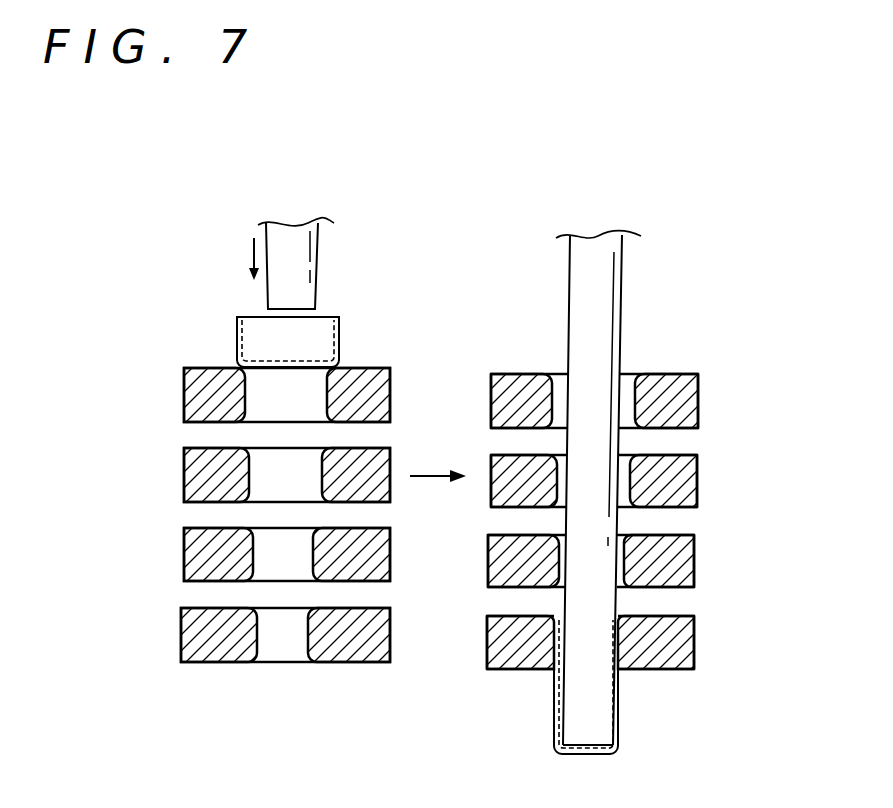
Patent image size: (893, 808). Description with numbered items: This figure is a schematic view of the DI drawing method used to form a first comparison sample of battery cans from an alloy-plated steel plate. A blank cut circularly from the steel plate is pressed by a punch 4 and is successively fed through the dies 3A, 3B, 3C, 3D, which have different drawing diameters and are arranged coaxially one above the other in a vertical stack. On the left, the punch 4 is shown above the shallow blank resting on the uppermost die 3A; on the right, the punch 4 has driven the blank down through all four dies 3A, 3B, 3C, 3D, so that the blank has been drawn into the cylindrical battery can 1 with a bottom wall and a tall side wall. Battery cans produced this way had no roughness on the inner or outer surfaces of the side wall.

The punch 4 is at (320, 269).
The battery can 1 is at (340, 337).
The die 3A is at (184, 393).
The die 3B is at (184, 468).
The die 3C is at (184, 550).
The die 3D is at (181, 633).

- - - -

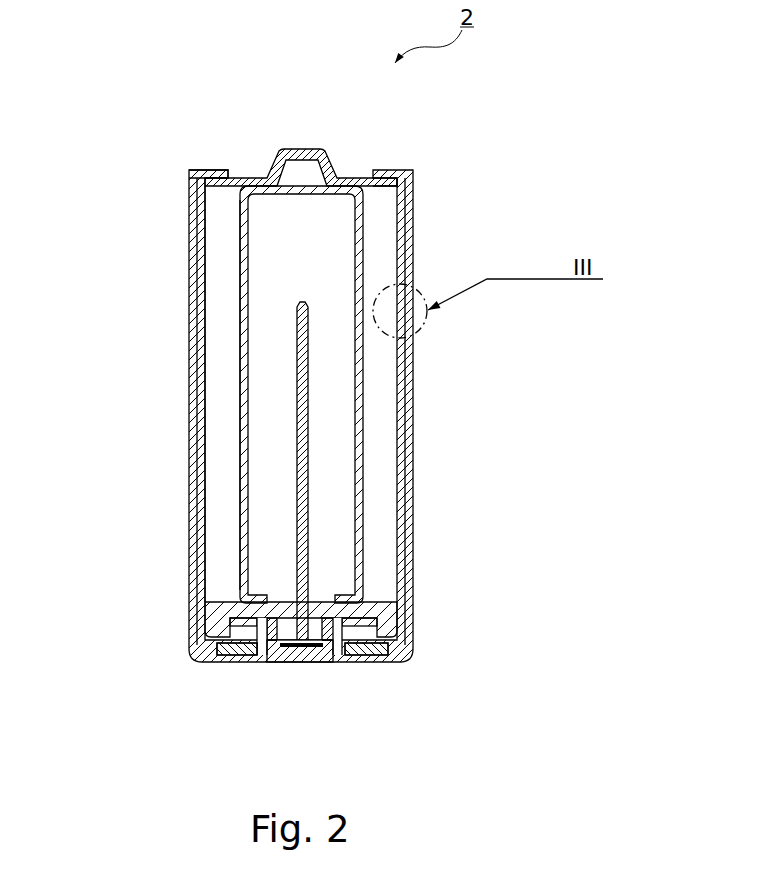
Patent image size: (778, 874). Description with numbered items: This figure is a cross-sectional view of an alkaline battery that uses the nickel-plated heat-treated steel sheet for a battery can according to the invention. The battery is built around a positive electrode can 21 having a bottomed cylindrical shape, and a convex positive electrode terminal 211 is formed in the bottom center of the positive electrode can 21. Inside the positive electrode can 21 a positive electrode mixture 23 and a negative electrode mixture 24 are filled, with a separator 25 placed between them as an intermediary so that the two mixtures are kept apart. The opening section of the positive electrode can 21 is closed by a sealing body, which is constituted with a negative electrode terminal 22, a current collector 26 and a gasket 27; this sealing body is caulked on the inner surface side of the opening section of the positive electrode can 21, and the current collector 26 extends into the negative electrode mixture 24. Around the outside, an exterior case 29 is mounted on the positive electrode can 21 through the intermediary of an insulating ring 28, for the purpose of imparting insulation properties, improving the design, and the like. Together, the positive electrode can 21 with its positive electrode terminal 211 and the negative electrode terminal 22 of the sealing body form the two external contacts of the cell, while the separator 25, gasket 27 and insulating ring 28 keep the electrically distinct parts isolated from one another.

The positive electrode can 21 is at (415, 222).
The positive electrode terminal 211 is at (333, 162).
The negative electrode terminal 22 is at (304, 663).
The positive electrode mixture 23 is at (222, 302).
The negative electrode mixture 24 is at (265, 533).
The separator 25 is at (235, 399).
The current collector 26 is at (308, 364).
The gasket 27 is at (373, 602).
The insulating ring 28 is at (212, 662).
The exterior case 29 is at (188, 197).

- - - -

# [THE TASK]
Copy out the part of the entries that opens with the line containing "Patent image size: (778, 874)." and closes with the line containing "The current collector 26 is at (308, 364).", keeping both of those lines.

# [SOLUTION BELOW]
Patent image size: (778, 874). Description with numbered items: This figure is a cross-sectional view of an alkaline battery that uses the nickel-plated heat-treated steel sheet for a battery can according to the invention. The battery is built around a positive electrode can 21 having a bottomed cylindrical shape, and a convex positive electrode terminal 211 is formed in the bottom center of the positive electrode can 21. Inside the positive electrode can 21 a positive electrode mixture 23 and a negative electrode mixture 24 are filled, with a separator 25 placed between them as an intermediary so that the two mixtures are kept apart. The opening section of the positive electrode can 21 is closed by a sealing body, which is constituted with a negative electrode terminal 22, a current collector 26 and a gasket 27; this sealing body is caulked on the inner surface side of the opening section of the positive electrode can 21, and the current collector 26 extends into the negative electrode mixture 24. Around the outside, an exterior case 29 is mounted on the positive electrode can 21 through the intermediary of an insulating ring 28, for the purpose of imparting insulation properties, improving the design, and the like. Together, the positive electrode can 21 with its positive electrode terminal 211 and the negative electrode terminal 22 of the sealing body form the two external contacts of the cell, while the separator 25, gasket 27 and insulating ring 28 keep the electrically distinct parts isolated from one another.

The positive electrode can 21 is at (415, 222).
The positive electrode terminal 211 is at (333, 162).
The negative electrode terminal 22 is at (304, 663).
The positive electrode mixture 23 is at (222, 302).
The negative electrode mixture 24 is at (265, 533).
The separator 25 is at (235, 399).
The current collector 26 is at (308, 364).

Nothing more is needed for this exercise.